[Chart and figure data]

+--

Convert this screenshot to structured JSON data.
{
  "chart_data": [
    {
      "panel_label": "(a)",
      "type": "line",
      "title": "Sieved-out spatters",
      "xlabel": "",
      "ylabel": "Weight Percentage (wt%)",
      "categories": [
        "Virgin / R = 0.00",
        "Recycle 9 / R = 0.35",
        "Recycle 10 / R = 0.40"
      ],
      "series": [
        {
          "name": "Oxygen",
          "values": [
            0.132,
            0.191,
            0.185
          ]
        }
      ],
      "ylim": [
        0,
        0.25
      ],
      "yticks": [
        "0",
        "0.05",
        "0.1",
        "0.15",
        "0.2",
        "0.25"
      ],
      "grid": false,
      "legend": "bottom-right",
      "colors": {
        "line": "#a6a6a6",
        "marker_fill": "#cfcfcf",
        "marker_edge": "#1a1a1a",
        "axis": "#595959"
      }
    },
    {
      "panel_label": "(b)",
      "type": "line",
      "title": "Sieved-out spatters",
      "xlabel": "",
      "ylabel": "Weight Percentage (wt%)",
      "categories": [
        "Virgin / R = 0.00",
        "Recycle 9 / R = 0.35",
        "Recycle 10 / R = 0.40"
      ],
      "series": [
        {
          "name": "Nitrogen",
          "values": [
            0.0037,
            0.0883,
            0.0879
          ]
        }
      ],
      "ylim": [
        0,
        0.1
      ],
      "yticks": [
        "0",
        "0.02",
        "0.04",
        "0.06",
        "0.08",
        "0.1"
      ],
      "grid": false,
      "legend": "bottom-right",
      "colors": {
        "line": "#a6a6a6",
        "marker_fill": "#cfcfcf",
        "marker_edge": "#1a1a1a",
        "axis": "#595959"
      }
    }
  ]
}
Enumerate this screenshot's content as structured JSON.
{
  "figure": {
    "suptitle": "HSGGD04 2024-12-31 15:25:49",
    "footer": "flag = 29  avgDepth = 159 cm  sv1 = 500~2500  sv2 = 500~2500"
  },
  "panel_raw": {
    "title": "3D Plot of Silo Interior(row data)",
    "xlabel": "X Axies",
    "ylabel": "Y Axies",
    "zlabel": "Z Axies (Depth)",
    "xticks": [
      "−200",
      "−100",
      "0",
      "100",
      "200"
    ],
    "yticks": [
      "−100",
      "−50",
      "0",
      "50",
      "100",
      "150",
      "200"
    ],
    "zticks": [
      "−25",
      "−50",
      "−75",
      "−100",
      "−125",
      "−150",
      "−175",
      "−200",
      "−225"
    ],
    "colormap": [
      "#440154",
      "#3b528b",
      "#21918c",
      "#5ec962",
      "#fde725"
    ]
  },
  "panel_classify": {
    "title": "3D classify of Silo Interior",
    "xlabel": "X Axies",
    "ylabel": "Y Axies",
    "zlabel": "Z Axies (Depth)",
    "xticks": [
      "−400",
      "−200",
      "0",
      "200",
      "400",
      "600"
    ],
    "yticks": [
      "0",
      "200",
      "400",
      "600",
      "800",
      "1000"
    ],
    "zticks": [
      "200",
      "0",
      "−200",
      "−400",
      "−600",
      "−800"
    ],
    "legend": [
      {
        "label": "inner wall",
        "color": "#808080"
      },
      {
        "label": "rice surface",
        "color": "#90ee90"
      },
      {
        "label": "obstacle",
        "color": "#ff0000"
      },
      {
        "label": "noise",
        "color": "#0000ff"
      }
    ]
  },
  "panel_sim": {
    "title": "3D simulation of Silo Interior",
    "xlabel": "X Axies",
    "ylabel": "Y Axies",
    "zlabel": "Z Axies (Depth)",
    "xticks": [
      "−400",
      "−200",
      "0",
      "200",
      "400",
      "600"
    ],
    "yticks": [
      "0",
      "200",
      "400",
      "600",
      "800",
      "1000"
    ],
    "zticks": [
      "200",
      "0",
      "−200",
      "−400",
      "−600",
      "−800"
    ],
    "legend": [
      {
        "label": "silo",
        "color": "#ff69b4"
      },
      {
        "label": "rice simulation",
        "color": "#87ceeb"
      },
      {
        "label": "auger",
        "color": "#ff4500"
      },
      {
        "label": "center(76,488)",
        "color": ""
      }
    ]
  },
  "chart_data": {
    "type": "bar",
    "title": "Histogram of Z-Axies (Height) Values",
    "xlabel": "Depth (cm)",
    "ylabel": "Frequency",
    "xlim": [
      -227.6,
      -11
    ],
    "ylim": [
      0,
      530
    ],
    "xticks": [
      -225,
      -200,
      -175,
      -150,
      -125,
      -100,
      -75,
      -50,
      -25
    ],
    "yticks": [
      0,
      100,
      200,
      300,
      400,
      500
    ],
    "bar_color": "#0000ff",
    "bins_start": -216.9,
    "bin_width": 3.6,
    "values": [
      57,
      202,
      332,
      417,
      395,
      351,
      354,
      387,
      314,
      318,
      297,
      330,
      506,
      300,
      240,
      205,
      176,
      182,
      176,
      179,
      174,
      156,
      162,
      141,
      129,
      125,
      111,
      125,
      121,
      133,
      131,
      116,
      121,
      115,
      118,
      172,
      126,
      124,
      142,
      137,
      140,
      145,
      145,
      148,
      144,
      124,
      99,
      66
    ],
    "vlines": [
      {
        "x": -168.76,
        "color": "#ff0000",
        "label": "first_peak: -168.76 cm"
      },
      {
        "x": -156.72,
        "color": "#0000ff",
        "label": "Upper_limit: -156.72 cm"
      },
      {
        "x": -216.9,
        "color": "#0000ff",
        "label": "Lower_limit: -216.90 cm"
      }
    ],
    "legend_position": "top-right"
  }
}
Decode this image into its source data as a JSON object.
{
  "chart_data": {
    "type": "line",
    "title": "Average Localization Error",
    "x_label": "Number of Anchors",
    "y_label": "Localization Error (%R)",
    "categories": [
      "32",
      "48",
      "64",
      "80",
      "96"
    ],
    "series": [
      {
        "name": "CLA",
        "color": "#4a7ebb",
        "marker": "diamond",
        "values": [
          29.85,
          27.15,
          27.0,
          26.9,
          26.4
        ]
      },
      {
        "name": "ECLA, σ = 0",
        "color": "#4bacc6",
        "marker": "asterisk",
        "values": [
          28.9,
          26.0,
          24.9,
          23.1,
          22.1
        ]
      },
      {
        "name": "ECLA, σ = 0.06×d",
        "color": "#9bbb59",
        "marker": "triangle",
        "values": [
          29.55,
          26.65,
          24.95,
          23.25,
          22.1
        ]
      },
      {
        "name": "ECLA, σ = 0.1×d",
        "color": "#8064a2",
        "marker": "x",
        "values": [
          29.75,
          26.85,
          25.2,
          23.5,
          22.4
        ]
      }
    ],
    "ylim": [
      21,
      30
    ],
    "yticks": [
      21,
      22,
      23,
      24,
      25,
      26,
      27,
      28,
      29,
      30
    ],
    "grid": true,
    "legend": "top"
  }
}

+--

◆ Written request:
Looking at the material above, count the lines containing the string "rice" and reply with the count alone.

◆ Response:
2